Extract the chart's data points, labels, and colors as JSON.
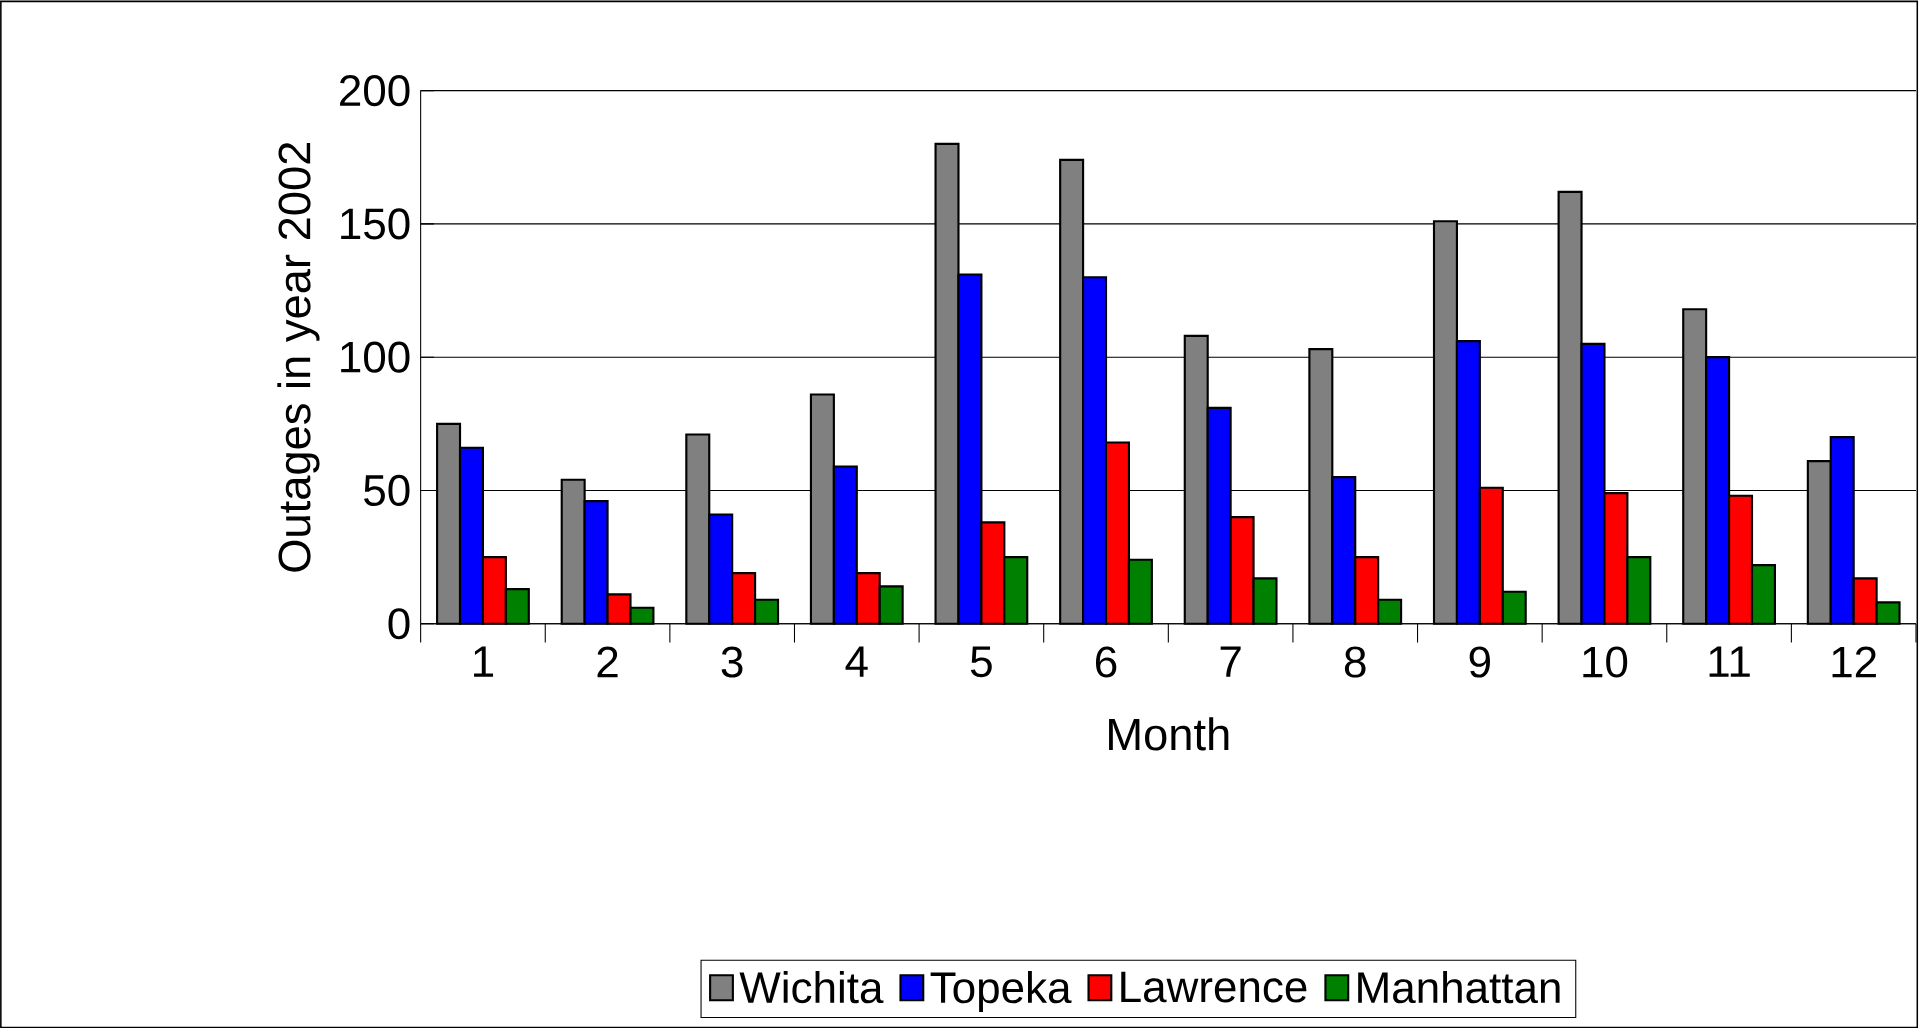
{
  "chart_data": {
    "type": "bar",
    "xlabel": "Month",
    "ylabel": "Outages in  year 2002",
    "categories": [
      "1",
      "2",
      "3",
      "4",
      "5",
      "6",
      "7",
      "8",
      "9",
      "10",
      "11",
      "12"
    ],
    "series": [
      {
        "name": "Wichita",
        "color": "#808080",
        "values": [
          75,
          54,
          71,
          86,
          180,
          174,
          108,
          103,
          151,
          162,
          118,
          61
        ]
      },
      {
        "name": "Topeka",
        "color": "#0000ff",
        "values": [
          66,
          46,
          41,
          59,
          131,
          130,
          81,
          55,
          106,
          105,
          100,
          70
        ]
      },
      {
        "name": "Lawrence",
        "color": "#ff0000",
        "values": [
          25,
          11,
          19,
          19,
          38,
          68,
          40,
          25,
          51,
          49,
          48,
          17
        ]
      },
      {
        "name": "Manhattan",
        "color": "#008000",
        "values": [
          13,
          6,
          9,
          14,
          25,
          24,
          17,
          9,
          12,
          25,
          22,
          8
        ]
      }
    ],
    "ylim": [
      0,
      200
    ],
    "yticks": [
      0,
      50,
      100,
      150,
      200
    ],
    "grid": "y",
    "legend": "bottom"
  }
}
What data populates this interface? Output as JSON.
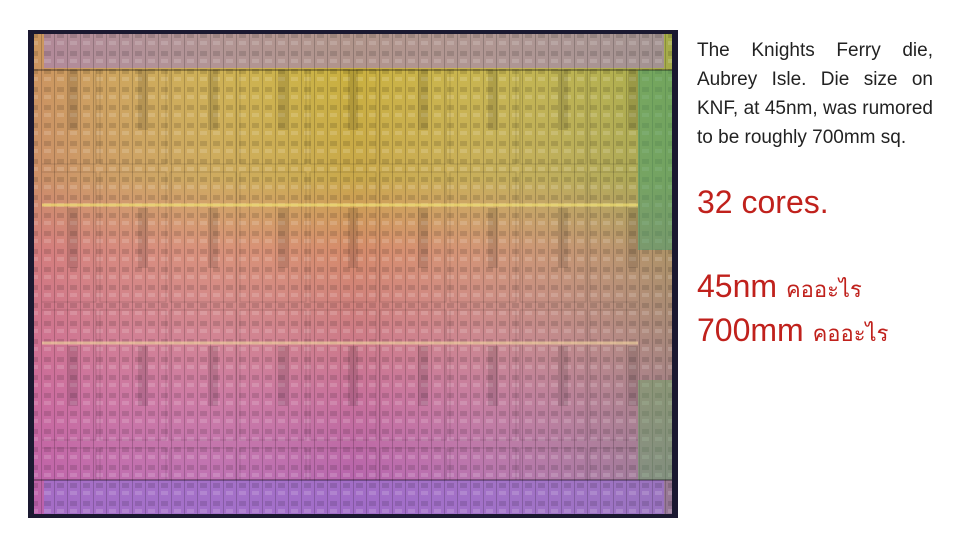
-- -- --
(TASK DIRECTIONS) Return each full line of the entries that contains the word "JSON".

(WRITTEN REPLY)
Extract the chart's data points, labels, and colors as JSON.
What data populates this interface? Output as JSON.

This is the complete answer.